● **Required work**
Print the lines below verbatim, starting at the line containing "Itemize 59 of" and ending at the line containing "edit-button[interactable]: [1387, 574, 1428, 604]".

[A run of records]
- - - -

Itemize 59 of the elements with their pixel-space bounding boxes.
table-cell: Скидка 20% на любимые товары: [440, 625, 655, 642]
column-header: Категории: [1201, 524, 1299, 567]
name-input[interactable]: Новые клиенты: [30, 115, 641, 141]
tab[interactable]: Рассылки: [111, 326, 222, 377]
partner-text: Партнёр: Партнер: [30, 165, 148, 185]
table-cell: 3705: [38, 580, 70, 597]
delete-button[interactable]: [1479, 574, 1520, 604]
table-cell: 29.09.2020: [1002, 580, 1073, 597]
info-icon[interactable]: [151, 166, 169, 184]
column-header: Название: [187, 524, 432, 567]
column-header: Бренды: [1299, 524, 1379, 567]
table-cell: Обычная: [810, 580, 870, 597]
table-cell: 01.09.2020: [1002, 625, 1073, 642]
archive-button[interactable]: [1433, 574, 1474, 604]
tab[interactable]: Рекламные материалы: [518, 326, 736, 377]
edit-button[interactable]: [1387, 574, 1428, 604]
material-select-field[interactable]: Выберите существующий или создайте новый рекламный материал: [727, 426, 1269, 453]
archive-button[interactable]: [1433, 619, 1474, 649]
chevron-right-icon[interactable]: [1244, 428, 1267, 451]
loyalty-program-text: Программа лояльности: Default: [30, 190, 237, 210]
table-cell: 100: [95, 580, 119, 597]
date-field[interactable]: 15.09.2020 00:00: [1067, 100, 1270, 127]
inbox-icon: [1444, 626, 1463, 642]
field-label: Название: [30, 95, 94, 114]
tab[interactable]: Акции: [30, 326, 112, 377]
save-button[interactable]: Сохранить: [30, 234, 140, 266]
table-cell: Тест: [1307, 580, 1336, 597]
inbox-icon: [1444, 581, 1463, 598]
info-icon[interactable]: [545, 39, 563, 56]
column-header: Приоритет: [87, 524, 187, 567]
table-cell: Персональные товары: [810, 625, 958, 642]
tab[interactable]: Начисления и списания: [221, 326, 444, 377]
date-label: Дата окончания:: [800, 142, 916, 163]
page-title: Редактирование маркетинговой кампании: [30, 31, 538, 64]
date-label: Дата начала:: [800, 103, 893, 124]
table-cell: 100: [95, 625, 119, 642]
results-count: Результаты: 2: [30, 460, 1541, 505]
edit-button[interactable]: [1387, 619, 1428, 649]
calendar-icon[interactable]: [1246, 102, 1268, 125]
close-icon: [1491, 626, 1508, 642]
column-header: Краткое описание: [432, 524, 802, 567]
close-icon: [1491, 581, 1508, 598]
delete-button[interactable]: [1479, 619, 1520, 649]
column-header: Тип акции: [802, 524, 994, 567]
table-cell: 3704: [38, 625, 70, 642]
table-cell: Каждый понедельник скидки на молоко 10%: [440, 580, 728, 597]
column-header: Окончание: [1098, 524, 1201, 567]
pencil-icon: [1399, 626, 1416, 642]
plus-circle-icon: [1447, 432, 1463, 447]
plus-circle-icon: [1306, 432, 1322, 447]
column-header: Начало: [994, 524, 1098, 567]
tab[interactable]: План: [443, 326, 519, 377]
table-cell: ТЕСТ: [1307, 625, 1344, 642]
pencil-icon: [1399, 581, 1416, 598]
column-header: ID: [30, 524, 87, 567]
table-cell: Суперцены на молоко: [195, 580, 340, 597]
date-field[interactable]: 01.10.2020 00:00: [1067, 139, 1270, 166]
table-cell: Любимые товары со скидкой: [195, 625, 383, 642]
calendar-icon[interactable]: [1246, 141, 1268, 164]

- - - -

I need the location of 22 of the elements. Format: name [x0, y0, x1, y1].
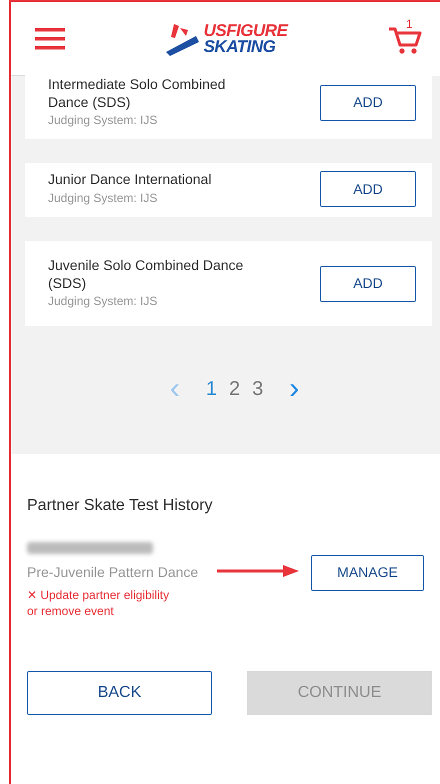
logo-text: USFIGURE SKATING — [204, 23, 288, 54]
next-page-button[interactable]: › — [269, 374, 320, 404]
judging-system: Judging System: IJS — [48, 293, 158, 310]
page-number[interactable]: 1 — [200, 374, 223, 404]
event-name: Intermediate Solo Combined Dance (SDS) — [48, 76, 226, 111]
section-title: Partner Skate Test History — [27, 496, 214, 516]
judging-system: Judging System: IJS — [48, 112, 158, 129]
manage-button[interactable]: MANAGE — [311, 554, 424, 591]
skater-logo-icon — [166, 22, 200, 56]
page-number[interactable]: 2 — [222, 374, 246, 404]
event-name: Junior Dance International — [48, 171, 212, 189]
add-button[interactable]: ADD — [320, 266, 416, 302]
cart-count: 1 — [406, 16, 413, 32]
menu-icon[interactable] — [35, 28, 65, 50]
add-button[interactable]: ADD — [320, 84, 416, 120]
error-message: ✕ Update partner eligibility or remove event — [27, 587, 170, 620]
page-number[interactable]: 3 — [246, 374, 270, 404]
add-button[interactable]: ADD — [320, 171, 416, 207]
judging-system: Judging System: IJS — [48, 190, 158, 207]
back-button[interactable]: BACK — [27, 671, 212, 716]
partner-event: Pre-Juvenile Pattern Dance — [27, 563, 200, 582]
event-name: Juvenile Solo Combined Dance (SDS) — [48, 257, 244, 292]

- - - -

● **Response to this exercise**
Itemize 59 of the elements with their pixel-space bounding boxes.
table-cell: Скидка 20% на любимые товары: [440, 625, 655, 642]
column-header: Категории: [1201, 524, 1299, 567]
name-input[interactable]: Новые клиенты: [30, 115, 641, 141]
tab[interactable]: Рассылки: [111, 326, 222, 377]
partner-text: Партнёр: Партнер: [30, 165, 148, 185]
table-cell: 3705: [38, 580, 70, 597]
delete-button[interactable]: [1479, 574, 1520, 604]
table-cell: 29.09.2020: [1002, 580, 1073, 597]
info-icon[interactable]: [151, 166, 169, 184]
column-header: Название: [187, 524, 432, 567]
column-header: Бренды: [1299, 524, 1379, 567]
table-cell: Обычная: [810, 580, 870, 597]
table-cell: 01.09.2020: [1002, 625, 1073, 642]
archive-button[interactable]: [1433, 574, 1474, 604]
tab[interactable]: Рекламные материалы: [518, 326, 736, 377]
edit-button[interactable]: [1387, 574, 1428, 604]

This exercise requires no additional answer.